▸ What to do: Convert these lines into a Markdown table with two columns, No. and Line, one row per line, numbered in order. Omit blank lines and pictures.

■ ■ ■ ■

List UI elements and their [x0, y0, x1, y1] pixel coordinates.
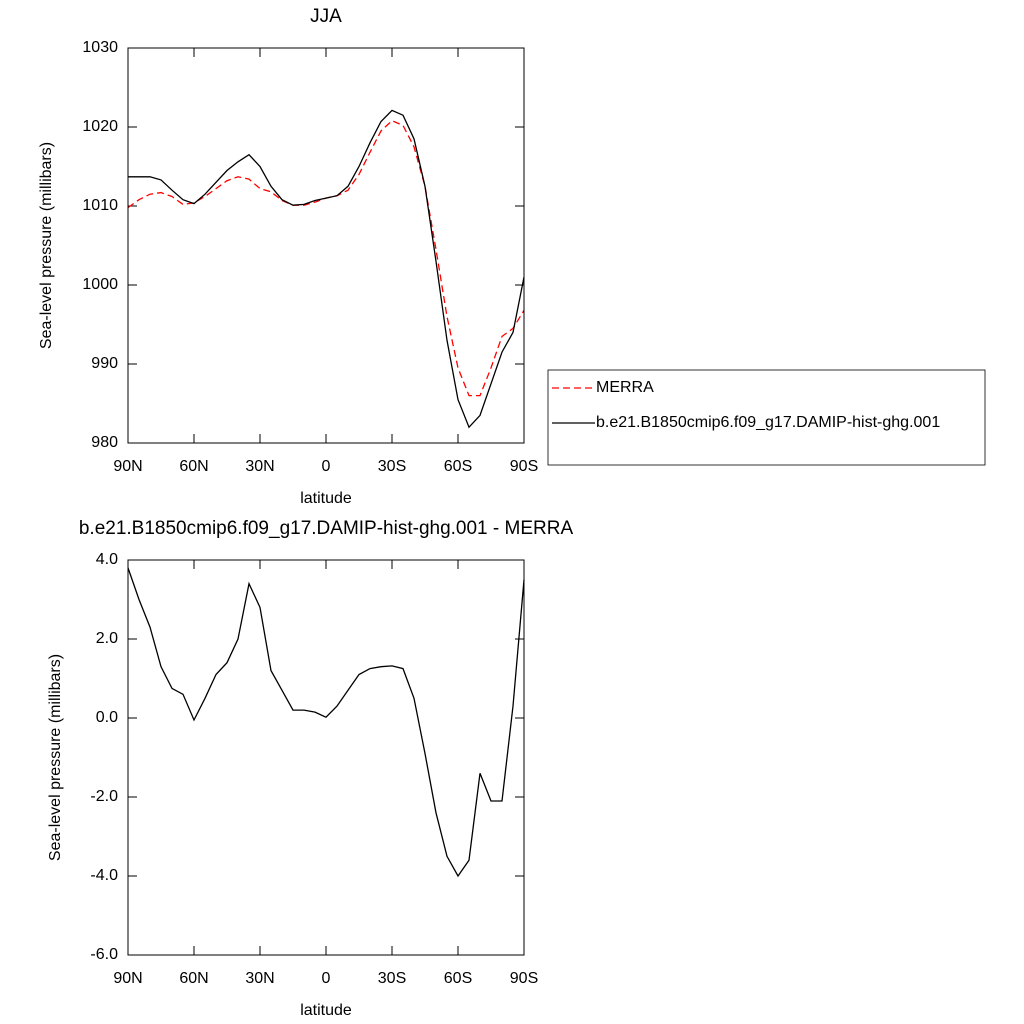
x-tick-label: 60S [444, 458, 472, 475]
x-tick-label: 60N [179, 970, 208, 987]
y-tick-label: -6.0 [90, 946, 118, 963]
y-tick-label: 1030 [82, 39, 118, 56]
y-axis-label: Sea-level pressure (millibars) [38, 142, 55, 349]
legend-box [547, 369, 986, 466]
x-tick-label: 90N [113, 970, 142, 987]
x-axis-label: latitude [300, 490, 352, 507]
x-tick-label: 0 [322, 970, 331, 987]
x-tick-label: 90N [113, 458, 142, 475]
x-tick-label: 60S [444, 970, 472, 987]
x-tick-label: 30N [245, 458, 274, 475]
y-tick-label: 0.0 [96, 709, 118, 726]
y-tick-label: 980 [91, 434, 118, 451]
y-tick-label: -4.0 [90, 867, 118, 884]
y-tick-label: 2.0 [96, 630, 118, 647]
y-tick-label: 1020 [82, 118, 118, 135]
x-axis-label: latitude [300, 1002, 352, 1019]
x-tick-label: 30N [245, 970, 274, 987]
x-tick-label: 90S [510, 970, 538, 987]
chart-title: JJA [310, 6, 342, 27]
y-axis-label: Sea-level pressure (millibars) [47, 654, 64, 861]
y-tick-label: -2.0 [90, 788, 118, 805]
x-tick-label: 60N [179, 458, 208, 475]
legend-label: MERRA [596, 379, 654, 396]
plot-frame [127, 47, 525, 444]
plot-frame [127, 559, 525, 956]
x-tick-label: 90S [510, 458, 538, 475]
data-line [127, 567, 525, 878]
chart-title: b.e21.B1850cmip6.f09_g17.DAMIP-hist-ghg.… [79, 518, 574, 539]
legend-label: b.e21.B1850cmip6.f09_g17.DAMIP-hist-ghg.… [596, 414, 940, 431]
y-tick-label: 990 [91, 355, 118, 372]
x-tick-label: 0 [322, 458, 331, 475]
y-tick-label: 1010 [82, 197, 118, 214]
y-tick-label: 1000 [82, 276, 118, 293]
data-line [128, 109, 525, 429]
x-tick-label: 30S [378, 970, 406, 987]
data-line [127, 119, 525, 397]
x-tick-label: 30S [378, 458, 406, 475]
y-tick-label: 4.0 [96, 551, 118, 568]
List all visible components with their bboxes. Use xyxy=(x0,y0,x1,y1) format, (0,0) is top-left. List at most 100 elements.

■ ■ ■ ■

▸ Task result:
| No. | Line |
|---|---|
| 1 | List UI elements and their [x0, y0, x1, y1] pixel coordinates. |
| 2 | x-tick-label: 60S [444, 458, 472, 475] |
| 3 | x-tick-label: 60N [179, 970, 208, 987] |
| 4 | y-tick-label: -6.0 [90, 946, 118, 963] |
| 5 | y-tick-label: 1030 [82, 39, 118, 56] |
| 6 | y-axis-label: Sea-level pressure (millibars) [38, 142, 55, 349] |
| 7 | legend-box [547, 369, 986, 466] |
| 8 | x-tick-label: 90N [113, 970, 142, 987] |
| 9 | x-axis-label: latitude [300, 490, 352, 507] |
| 10 | x-tick-label: 0 [322, 970, 331, 987] |
| 11 | x-tick-label: 90N [113, 458, 142, 475] |
| 12 | x-tick-label: 60S [444, 970, 472, 987] |
| 13 | x-tick-label: 30N [245, 458, 274, 475] |
| 14 | y-tick-label: 0.0 [96, 709, 118, 726] |
| 15 | y-tick-label: 980 [91, 434, 118, 451] |
| 16 | y-tick-label: -4.0 [90, 867, 118, 884] |
| 17 | y-tick-label: 2.0 [96, 630, 118, 647] |
| 18 | y-tick-label: 1020 [82, 118, 118, 135] |
| 19 | x-axis-label: latitude [300, 1002, 352, 1019] |
| 20 | x-tick-label: 30N [245, 970, 274, 987] |
| 21 | x-tick-label: 90S [510, 970, 538, 987] |
| 22 | chart-title: JJA [310, 6, 342, 27] |
| 23 | y-axis-label: Sea-level pressure (millibars) [47, 654, 64, 861] |
| 24 | y-tick-label: -2.0 [90, 788, 118, 805] |
| 25 | x-tick-label: 60N [179, 458, 208, 475] |
| 26 | legend-label: MERRA [596, 379, 654, 396] |
| 27 | plot-frame [127, 47, 525, 444] |
| 28 | plot-frame [127, 559, 525, 956] |
| 29 | x-tick-label: 90S [510, 458, 538, 475] |
| 30 | data-line [127, 567, 525, 878] |
| 31 | chart-title: b.e21.B1850cmip6.f09_g17.DAMIP-hist-ghg.… [79, 518, 574, 539] |
| 32 | legend-label: b.e21.B1850cmip6.f09_g17.DAMIP-hist-ghg.… [596, 414, 940, 431] |
| 33 | y-tick-label: 990 [91, 355, 118, 372] |
| 34 | x-tick-label: 0 [322, 458, 331, 475] |
| 35 | y-tick-label: 1010 [82, 197, 118, 214] |
| 36 | y-tick-label: 1000 [82, 276, 118, 293] |
| 37 | data-line [128, 109, 525, 429] |
| 38 | x-tick-label: 30S [378, 970, 406, 987] |
| 39 | data-line [127, 119, 525, 397] |
| 40 | x-tick-label: 30S [378, 458, 406, 475] |
| 41 | y-tick-label: 4.0 [96, 551, 118, 568] |
| 42 | List all visible components with their bboxes. Use xyxy=(x0,y0,x1,y1) format, (0,0) is top-left. List at most 100 elements. |